Work instructions: Send back all the data below, exactly as given.

Dataset rows:
..........

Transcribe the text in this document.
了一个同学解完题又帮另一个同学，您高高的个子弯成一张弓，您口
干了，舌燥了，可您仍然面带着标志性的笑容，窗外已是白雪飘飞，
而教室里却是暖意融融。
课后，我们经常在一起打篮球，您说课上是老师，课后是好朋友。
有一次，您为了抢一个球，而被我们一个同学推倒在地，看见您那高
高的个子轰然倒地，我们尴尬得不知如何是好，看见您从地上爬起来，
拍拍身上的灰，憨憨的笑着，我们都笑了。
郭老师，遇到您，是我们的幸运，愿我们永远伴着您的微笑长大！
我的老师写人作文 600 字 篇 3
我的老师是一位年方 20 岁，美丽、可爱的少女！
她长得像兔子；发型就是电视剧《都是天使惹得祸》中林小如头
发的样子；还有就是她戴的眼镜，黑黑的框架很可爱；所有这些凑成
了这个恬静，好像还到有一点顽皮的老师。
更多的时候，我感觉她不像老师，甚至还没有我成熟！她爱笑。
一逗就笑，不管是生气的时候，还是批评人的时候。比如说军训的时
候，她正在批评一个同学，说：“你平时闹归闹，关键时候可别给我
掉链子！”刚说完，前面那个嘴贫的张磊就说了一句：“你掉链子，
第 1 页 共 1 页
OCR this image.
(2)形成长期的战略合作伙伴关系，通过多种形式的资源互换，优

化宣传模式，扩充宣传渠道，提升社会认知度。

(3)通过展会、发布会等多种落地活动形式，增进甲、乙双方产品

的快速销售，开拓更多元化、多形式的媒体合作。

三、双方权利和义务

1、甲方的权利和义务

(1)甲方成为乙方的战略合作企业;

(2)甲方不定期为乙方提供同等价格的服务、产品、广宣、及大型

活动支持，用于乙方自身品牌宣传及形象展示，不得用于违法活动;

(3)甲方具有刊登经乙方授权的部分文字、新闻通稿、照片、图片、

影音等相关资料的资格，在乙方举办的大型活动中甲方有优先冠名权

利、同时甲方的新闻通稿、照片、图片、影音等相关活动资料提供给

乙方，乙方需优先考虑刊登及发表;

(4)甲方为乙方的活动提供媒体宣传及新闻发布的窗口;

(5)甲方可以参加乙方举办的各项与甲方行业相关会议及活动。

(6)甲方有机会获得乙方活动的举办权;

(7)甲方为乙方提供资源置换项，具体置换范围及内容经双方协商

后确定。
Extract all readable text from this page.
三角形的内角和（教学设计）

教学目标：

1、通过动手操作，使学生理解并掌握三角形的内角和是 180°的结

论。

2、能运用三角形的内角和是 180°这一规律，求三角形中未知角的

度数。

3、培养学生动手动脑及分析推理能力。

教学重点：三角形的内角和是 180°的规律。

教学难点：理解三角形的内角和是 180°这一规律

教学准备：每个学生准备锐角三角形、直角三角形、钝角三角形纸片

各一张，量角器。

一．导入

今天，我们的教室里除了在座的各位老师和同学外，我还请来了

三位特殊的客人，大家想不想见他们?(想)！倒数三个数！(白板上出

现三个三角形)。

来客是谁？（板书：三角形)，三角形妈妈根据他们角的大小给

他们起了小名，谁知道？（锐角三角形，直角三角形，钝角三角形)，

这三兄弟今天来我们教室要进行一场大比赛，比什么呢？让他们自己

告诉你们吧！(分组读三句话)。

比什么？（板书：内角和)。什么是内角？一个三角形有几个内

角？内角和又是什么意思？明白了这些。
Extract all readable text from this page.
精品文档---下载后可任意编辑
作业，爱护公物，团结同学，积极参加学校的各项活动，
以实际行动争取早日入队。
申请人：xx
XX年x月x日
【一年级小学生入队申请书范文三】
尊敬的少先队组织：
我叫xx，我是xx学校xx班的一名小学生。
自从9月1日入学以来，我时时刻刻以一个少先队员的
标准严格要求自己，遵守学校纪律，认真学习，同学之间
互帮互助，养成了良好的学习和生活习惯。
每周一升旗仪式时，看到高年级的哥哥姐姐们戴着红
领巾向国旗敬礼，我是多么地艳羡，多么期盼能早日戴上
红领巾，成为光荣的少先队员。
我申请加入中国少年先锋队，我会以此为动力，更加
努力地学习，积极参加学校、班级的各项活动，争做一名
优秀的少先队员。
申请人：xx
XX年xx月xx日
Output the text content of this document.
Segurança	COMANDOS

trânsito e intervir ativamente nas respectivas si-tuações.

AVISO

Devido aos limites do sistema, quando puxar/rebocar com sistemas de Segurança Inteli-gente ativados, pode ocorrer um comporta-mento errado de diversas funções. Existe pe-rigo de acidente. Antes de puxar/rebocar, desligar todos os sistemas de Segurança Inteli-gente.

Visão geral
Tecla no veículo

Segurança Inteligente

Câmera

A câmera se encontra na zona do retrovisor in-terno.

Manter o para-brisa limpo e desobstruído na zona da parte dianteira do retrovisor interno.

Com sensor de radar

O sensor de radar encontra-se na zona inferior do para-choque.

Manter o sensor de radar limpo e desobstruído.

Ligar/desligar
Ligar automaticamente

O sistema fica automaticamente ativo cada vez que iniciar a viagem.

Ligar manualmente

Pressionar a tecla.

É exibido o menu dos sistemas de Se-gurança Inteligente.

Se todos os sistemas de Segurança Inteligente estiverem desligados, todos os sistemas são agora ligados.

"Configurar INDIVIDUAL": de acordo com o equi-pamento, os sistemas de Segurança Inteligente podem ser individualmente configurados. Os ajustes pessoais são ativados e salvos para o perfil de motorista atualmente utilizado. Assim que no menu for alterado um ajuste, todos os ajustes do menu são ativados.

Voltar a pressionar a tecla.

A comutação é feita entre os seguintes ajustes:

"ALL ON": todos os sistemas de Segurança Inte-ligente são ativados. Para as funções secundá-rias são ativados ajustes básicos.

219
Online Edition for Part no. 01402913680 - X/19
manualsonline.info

..........

Finished answer:
Transcribe the text in this document.
了一个同学解完题又帮另一个同学，您高高的个子弯成一张弓，您口
干了，舌燥了，可您仍然面带着标志性的笑容，窗外已是白雪飘飞，
而教室里却是暖意融融。
课后，我们经常在一起打篮球，您说课上是老师，课后是好朋友。
有一次，您为了抢一个球，而被我们一个同学推倒在地，看见您那高
高的个子轰然倒地，我们尴尬得不知如何是好，看见您从地上爬起来，
拍拍身上的灰，憨憨的笑着，我们都笑了。
郭老师，遇到您，是我们的幸运，愿我们永远伴着您的微笑长大！
我的老师写人作文 600 字 篇 3
我的老师是一位年方 20 岁，美丽、可爱的少女！
她长得像兔子；发型就是电视剧《都是天使惹得祸》中林小如头
发的样子；还有就是她戴的眼镜，黑黑的框架很可爱；所有这些凑成
了这个恬静，好像还到有一点顽皮的老师。
更多的时候，我感觉她不像老师，甚至还没有我成熟！她爱笑。
一逗就笑，不管是生气的时候，还是批评人的时候。比如说军训的时
候，她正在批评一个同学，说：“你平时闹归闹，关键时候可别给我
掉链子！”刚说完，前面那个嘴贫的张磊就说了一句：“你掉链子，
第 1 页 共 1 页
OCR this image.
(2)形成长期的战略合作伙伴关系，通过多种形式的资源互换，优

化宣传模式，扩充宣传渠道，提升社会认知度。

(3)通过展会、发布会等多种落地活动形式，增进甲、乙双方产品

的快速销售，开拓更多元化、多形式的媒体合作。

三、双方权利和义务

1、甲方的权利和义务

(1)甲方成为乙方的战略合作企业;

(2)甲方不定期为乙方提供同等价格的服务、产品、广宣、及大型

活动支持，用于乙方自身品牌宣传及形象展示，不得用于违法活动;

(3)甲方具有刊登经乙方授权的部分文字、新闻通稿、照片、图片、

影音等相关资料的资格，在乙方举办的大型活动中甲方有优先冠名权

利、同时甲方的新闻通稿、照片、图片、影音等相关活动资料提供给

乙方，乙方需优先考虑刊登及发表;

(4)甲方为乙方的活动提供媒体宣传及新闻发布的窗口;

(5)甲方可以参加乙方举办的各项与甲方行业相关会议及活动。

(6)甲方有机会获得乙方活动的举办权;

(7)甲方为乙方提供资源置换项，具体置换范围及内容经双方协商

后确定。
Extract all readable text from this page.
三角形的内角和（教学设计）

教学目标：

1、通过动手操作，使学生理解并掌握三角形的内角和是 180°的结

论。

2、能运用三角形的内角和是 180°这一规律，求三角形中未知角的

度数。

3、培养学生动手动脑及分析推理能力。

教学重点：三角形的内角和是 180°的规律。

教学难点：理解三角形的内角和是 180°这一规律

教学准备：每个学生准备锐角三角形、直角三角形、钝角三角形纸片

各一张，量角器。

一．导入

今天，我们的教室里除了在座的各位老师和同学外，我还请来了

三位特殊的客人，大家想不想见他们?(想)！倒数三个数！(白板上出

现三个三角形)。

来客是谁？（板书：三角形)，三角形妈妈根据他们角的大小给

他们起了小名，谁知道？（锐角三角形，直角三角形，钝角三角形)，

这三兄弟今天来我们教室要进行一场大比赛，比什么呢？让他们自己

告诉你们吧！(分组读三句话)。

比什么？（板书：内角和)。什么是内角？一个三角形有几个内

角？内角和又是什么意思？明白了这些。
Extract all readable text from this page.
精品文档---下载后可任意编辑
作业，爱护公物，团结同学，积极参加学校的各项活动，
以实际行动争取早日入队。
申请人：xx
XX年x月x日
【一年级小学生入队申请书范文三】
尊敬的少先队组织：
我叫xx，我是xx学校xx班的一名小学生。
自从9月1日入学以来，我时时刻刻以一个少先队员的
标准严格要求自己，遵守学校纪律，认真学习，同学之间
互帮互助，养成了良好的学习和生活习惯。
每周一升旗仪式时，看到高年级的哥哥姐姐们戴着红
领巾向国旗敬礼，我是多么地艳羡，多么期盼能早日戴上
红领巾，成为光荣的少先队员。
我申请加入中国少年先锋队，我会以此为动力，更加
努力地学习，积极参加学校、班级的各项活动，争做一名
优秀的少先队员。
申请人：xx
XX年xx月xx日
Output the text content of this document.
Segurança	COMANDOS

trânsito e intervir ativamente nas respectivas si-tuações.

AVISO

Devido aos limites do sistema, quando puxar/rebocar com sistemas de Segurança Inteli-gente ativados, pode ocorrer um comporta-mento errado de diversas funções. Existe pe-rigo de acidente. Antes de puxar/rebocar, desligar todos os sistemas de Segurança Inteli-gente.

Visão geral
Tecla no veículo

Segurança Inteligente

Câmera

A câmera se encontra na zona do retrovisor in-terno.

Manter o para-brisa limpo e desobstruído na zona da parte dianteira do retrovisor interno.

Com sensor de radar

O sensor de radar encontra-se na zona inferior do para-choque.

Manter o sensor de radar limpo e desobstruído.

Ligar/desligar
Ligar automaticamente

O sistema fica automaticamente ativo cada vez que iniciar a viagem.

Ligar manualmente

Pressionar a tecla.

É exibido o menu dos sistemas de Se-gurança Inteligente.

Se todos os sistemas de Segurança Inteligente estiverem desligados, todos os sistemas são agora ligados.

"Configurar INDIVIDUAL": de acordo com o equi-pamento, os sistemas de Segurança Inteligente podem ser individualmente configurados. Os ajustes pessoais são ativados e salvos para o perfil de motorista atualmente utilizado. Assim que no menu for alterado um ajuste, todos os ajustes do menu são ativados.

Voltar a pressionar a tecla.

A comutação é feita entre os seguintes ajustes:

"ALL ON": todos os sistemas de Segurança Inte-ligente são ativados. Para as funções secundá-rias são ativados ajustes básicos.

219
Online Edition for Part no. 01402913680 - X/19
manualsonline.info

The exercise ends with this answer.